(Stored records)
+ + + +
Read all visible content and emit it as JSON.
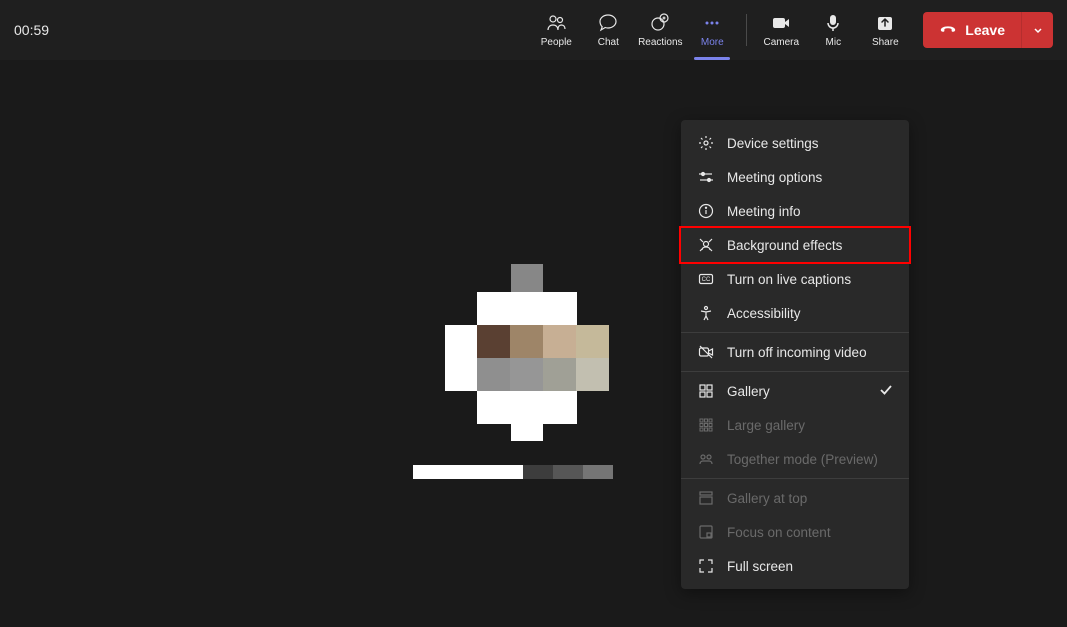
{
  "timer": "00:59",
  "toolbar": {
    "people_label": "People",
    "chat_label": "Chat",
    "reactions_label": "Reactions",
    "more_label": "More",
    "camera_label": "Camera",
    "mic_label": "Mic",
    "share_label": "Share",
    "leave_label": "Leave"
  },
  "more_menu": {
    "sections": [
      {
        "items": [
          {
            "label": "Device settings",
            "icon": "gear-icon",
            "enabled": true,
            "highlighted": false
          },
          {
            "label": "Meeting options",
            "icon": "sliders-icon",
            "enabled": true,
            "highlighted": false
          },
          {
            "label": "Meeting info",
            "icon": "info-icon",
            "enabled": true,
            "highlighted": false
          },
          {
            "label": "Background effects",
            "icon": "background-icon",
            "enabled": true,
            "highlighted": true
          },
          {
            "label": "Turn on live captions",
            "icon": "cc-icon",
            "enabled": true,
            "highlighted": false
          },
          {
            "label": "Accessibility",
            "icon": "accessibility-icon",
            "enabled": true,
            "highlighted": false
          }
        ]
      },
      {
        "items": [
          {
            "label": "Turn off incoming video",
            "icon": "video-off-icon",
            "enabled": true,
            "highlighted": false
          }
        ]
      },
      {
        "items": [
          {
            "label": "Gallery",
            "icon": "gallery-icon",
            "enabled": true,
            "highlighted": false,
            "checked": true
          },
          {
            "label": "Large gallery",
            "icon": "large-gallery-icon",
            "enabled": false,
            "highlighted": false
          },
          {
            "label": "Together mode (Preview)",
            "icon": "together-icon",
            "enabled": false,
            "highlighted": false
          }
        ]
      },
      {
        "items": [
          {
            "label": "Gallery at top",
            "icon": "gallery-top-icon",
            "enabled": false,
            "highlighted": false
          },
          {
            "label": "Focus on content",
            "icon": "focus-icon",
            "enabled": false,
            "highlighted": false
          },
          {
            "label": "Full screen",
            "icon": "fullscreen-icon",
            "enabled": true,
            "highlighted": false
          }
        ]
      }
    ]
  }
}
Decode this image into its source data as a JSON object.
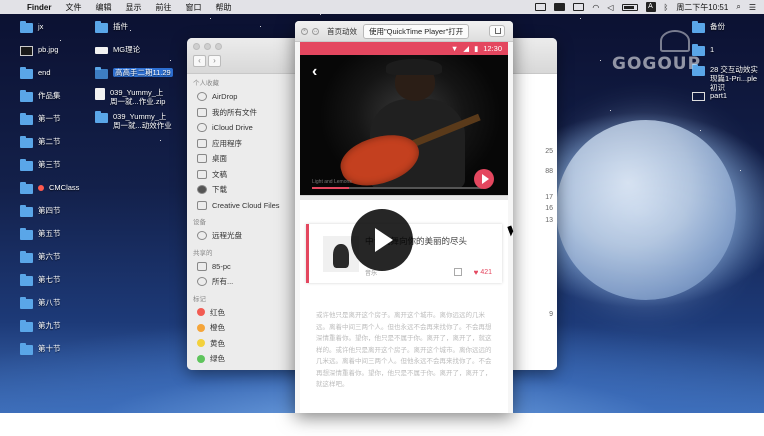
{
  "menubar": {
    "app": "Finder",
    "menus": [
      "文件",
      "编辑",
      "显示",
      "前往",
      "窗口",
      "帮助"
    ],
    "clock": "周二下午10:51",
    "input_method": "A"
  },
  "desktop": {
    "col1": [
      {
        "label": "jx",
        "icon": "folder-icon"
      },
      {
        "label": "pb.jpg",
        "icon": "image-file-icon"
      },
      {
        "label": "end",
        "icon": "folder-icon"
      },
      {
        "label": "作品集",
        "icon": "folder-icon"
      },
      {
        "label": "第一节",
        "icon": "folder-icon"
      },
      {
        "label": "第二节",
        "icon": "folder-icon"
      },
      {
        "label": "第三节",
        "icon": "folder-icon"
      },
      {
        "label": "CMClass",
        "icon": "folder-icon"
      },
      {
        "label": "第四节",
        "icon": "folder-icon"
      },
      {
        "label": "第五节",
        "icon": "folder-icon"
      },
      {
        "label": "第六节",
        "icon": "folder-icon"
      },
      {
        "label": "第七节",
        "icon": "folder-icon"
      },
      {
        "label": "第八节",
        "icon": "folder-icon"
      },
      {
        "label": "第九节",
        "icon": "folder-icon"
      },
      {
        "label": "第十节",
        "icon": "folder-icon"
      }
    ],
    "col2": [
      {
        "label": "插件",
        "icon": "folder-icon"
      },
      {
        "label": "MG理论",
        "icon": "doc-icon"
      },
      {
        "label": "高高手二期11.29",
        "icon": "folder-icon"
      },
      {
        "label": "039_Yummy_上周一就...作业.zip",
        "icon": "zip-file-icon"
      },
      {
        "label": "039_Yummy_上周一就...动效作业",
        "icon": "folder-icon"
      }
    ],
    "right": [
      {
        "label": "备份",
        "icon": "folder-icon"
      },
      {
        "label": "1",
        "icon": "folder-icon"
      },
      {
        "label": "28 交互动效实现篇1-Pri...ple初识",
        "icon": "folder-icon"
      },
      {
        "label": "part1",
        "icon": "recording-icon"
      }
    ]
  },
  "finder": {
    "sections": {
      "favorites": "个人收藏",
      "devices": "设备",
      "shared": "共享的",
      "tags": "标记"
    },
    "favorites": [
      "AirDrop",
      "我的所有文件",
      "iCloud Drive",
      "应用程序",
      "桌面",
      "文稿",
      "下载",
      "Creative Cloud Files"
    ],
    "devices": [
      "远程光盘"
    ],
    "shared": [
      "85-pc",
      "所有..."
    ],
    "tags": [
      {
        "label": "红色",
        "color": "#f25b52"
      },
      {
        "label": "橙色",
        "color": "#f5a53a"
      },
      {
        "label": "黄色",
        "color": "#f3d13c"
      },
      {
        "label": "绿色",
        "color": "#5ec45c"
      }
    ],
    "right_numbers": [
      "25",
      "88",
      "17",
      "16",
      "13",
      "9"
    ]
  },
  "phone": {
    "window_title": "首页动效",
    "open_with": "使用\"QuickTime Player\"打开",
    "status_time": "12:30",
    "video_caption": "Light and Lemons",
    "card": {
      "title": "中让我舞向你的美丽的尽头",
      "meta": "音乐",
      "likes": "421"
    },
    "body_text": "或许他只是离开这个房子。离开这个城市。离你远远的几米远。离着中间三两个人。但也永远不会再来找你了。不会再想深情重着你。望你，他只是不属于你。离开了，离开了，就这样的。或许他只是离开这个房子。离开这个城市。离你远远的几米远。离着中间三两个人。但他永远不会再来找你了。不会再想深情重着你。望你，他只是不属于你。离开了，离开了，就这样吧。"
  },
  "colors": {
    "accent": "#e4475f",
    "folder": "#5aa6e8"
  }
}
+ + + +
Reproduce the full material exactly, excluding the pictures.

Read all visible content and emit it as JSON.
{
  "timer": "00:59",
  "toolbar": {
    "people_label": "People",
    "chat_label": "Chat",
    "reactions_label": "Reactions",
    "more_label": "More",
    "camera_label": "Camera",
    "mic_label": "Mic",
    "share_label": "Share",
    "leave_label": "Leave"
  },
  "more_menu": {
    "sections": [
      {
        "items": [
          {
            "label": "Device settings",
            "icon": "gear-icon",
            "enabled": true,
            "highlighted": false
          },
          {
            "label": "Meeting options",
            "icon": "sliders-icon",
            "enabled": true,
            "highlighted": false
          },
          {
            "label": "Meeting info",
            "icon": "info-icon",
            "enabled": true,
            "highlighted": false
          },
          {
            "label": "Background effects",
            "icon": "background-icon",
            "enabled": true,
            "highlighted": true
          },
          {
            "label": "Turn on live captions",
            "icon": "cc-icon",
            "enabled": true,
            "highlighted": false
          },
          {
            "label": "Accessibility",
            "icon": "accessibility-icon",
            "enabled": true,
            "highlighted": false
          }
        ]
      },
      {
        "items": [
          {
            "label": "Turn off incoming video",
            "icon": "video-off-icon",
            "enabled": true,
            "highlighted": false
          }
        ]
      },
      {
        "items": [
          {
            "label": "Gallery",
            "icon": "gallery-icon",
            "enabled": true,
            "highlighted": false,
            "checked": true
          },
          {
            "label": "Large gallery",
            "icon": "large-gallery-icon",
            "enabled": false,
            "highlighted": false
          },
          {
            "label": "Together mode (Preview)",
            "icon": "together-icon",
            "enabled": false,
            "highlighted": false
          }
        ]
      },
      {
        "items": [
          {
            "label": "Gallery at top",
            "icon": "gallery-top-icon",
            "enabled": false,
            "highlighted": false
          },
          {
            "label": "Focus on content",
            "icon": "focus-icon",
            "enabled": false,
            "highlighted": false
          },
          {
            "label": "Full screen",
            "icon": "fullscreen-icon",
            "enabled": true,
            "highlighted": false
          }
        ]
      }
    ]
  }
}
Decode this image into its source data as a JSON object.
{
  "menubar": {
    "app": "Finder",
    "menus": [
      "文件",
      "编辑",
      "显示",
      "前往",
      "窗口",
      "帮助"
    ],
    "clock": "周二下午10:51",
    "input_method": "A"
  },
  "desktop": {
    "col1": [
      {
        "label": "jx",
        "icon": "folder-icon"
      },
      {
        "label": "pb.jpg",
        "icon": "image-file-icon"
      },
      {
        "label": "end",
        "icon": "folder-icon"
      },
      {
        "label": "作品集",
        "icon": "folder-icon"
      },
      {
        "label": "第一节",
        "icon": "folder-icon"
      },
      {
        "label": "第二节",
        "icon": "folder-icon"
      },
      {
        "label": "第三节",
        "icon": "folder-icon"
      },
      {
        "label": "CMClass",
        "icon": "folder-icon"
      },
      {
        "label": "第四节",
        "icon": "folder-icon"
      },
      {
        "label": "第五节",
        "icon": "folder-icon"
      },
      {
        "label": "第六节",
        "icon": "folder-icon"
      },
      {
        "label": "第七节",
        "icon": "folder-icon"
      },
      {
        "label": "第八节",
        "icon": "folder-icon"
      },
      {
        "label": "第九节",
        "icon": "folder-icon"
      },
      {
        "label": "第十节",
        "icon": "folder-icon"
      }
    ],
    "col2": [
      {
        "label": "插件",
        "icon": "folder-icon"
      },
      {
        "label": "MG理论",
        "icon": "doc-icon"
      },
      {
        "label": "高高手二期11.29",
        "icon": "folder-icon"
      },
      {
        "label": "039_Yummy_上周一就...作业.zip",
        "icon": "zip-file-icon"
      },
      {
        "label": "039_Yummy_上周一就...动效作业",
        "icon": "folder-icon"
      }
    ],
    "right": [
      {
        "label": "备份",
        "icon": "folder-icon"
      },
      {
        "label": "1",
        "icon": "folder-icon"
      },
      {
        "label": "28 交互动效实现篇1-Pri...ple初识",
        "icon": "folder-icon"
      },
      {
        "label": "part1",
        "icon": "recording-icon"
      }
    ]
  },
  "finder": {
    "sections": {
      "favorites": "个人收藏",
      "devices": "设备",
      "shared": "共享的",
      "tags": "标记"
    },
    "favorites": [
      "AirDrop",
      "我的所有文件",
      "iCloud Drive",
      "应用程序",
      "桌面",
      "文稿",
      "下载",
      "Creative Cloud Files"
    ],
    "devices": [
      "远程光盘"
    ],
    "shared": [
      "85-pc",
      "所有..."
    ],
    "tags": [
      {
        "label": "红色",
        "color": "#f25b52"
      },
      {
        "label": "橙色",
        "color": "#f5a53a"
      },
      {
        "label": "黄色",
        "color": "#f3d13c"
      },
      {
        "label": "绿色",
        "color": "#5ec45c"
      }
    ],
    "right_numbers": [
      "25",
      "88",
      "17",
      "16",
      "13",
      "9"
    ]
  },
  "phone": {
    "window_title": "首页动效",
    "open_with": "使用\"QuickTime Player\"打开",
    "status_time": "12:30",
    "video_caption": "Light and Lemons",
    "card": {
      "title": "中让我舞向你的美丽的尽头",
      "meta": "音乐",
      "likes": "421"
    },
    "body_text": "或许他只是离开这个房子。离开这个城市。离你远远的几米远。离着中间三两个人。但也永远不会再来找你了。不会再想深情重着你。望你，他只是不属于你。离开了，离开了，就这样的。或许他只是离开这个房子。离开这个城市。离你远远的几米远。离着中间三两个人。但他永远不会再来找你了。不会再想深情重着你。望你，他只是不属于你。离开了，离开了，就这样吧。"
  },
  "colors": {
    "accent": "#e4475f",
    "folder": "#5aa6e8"
  }
}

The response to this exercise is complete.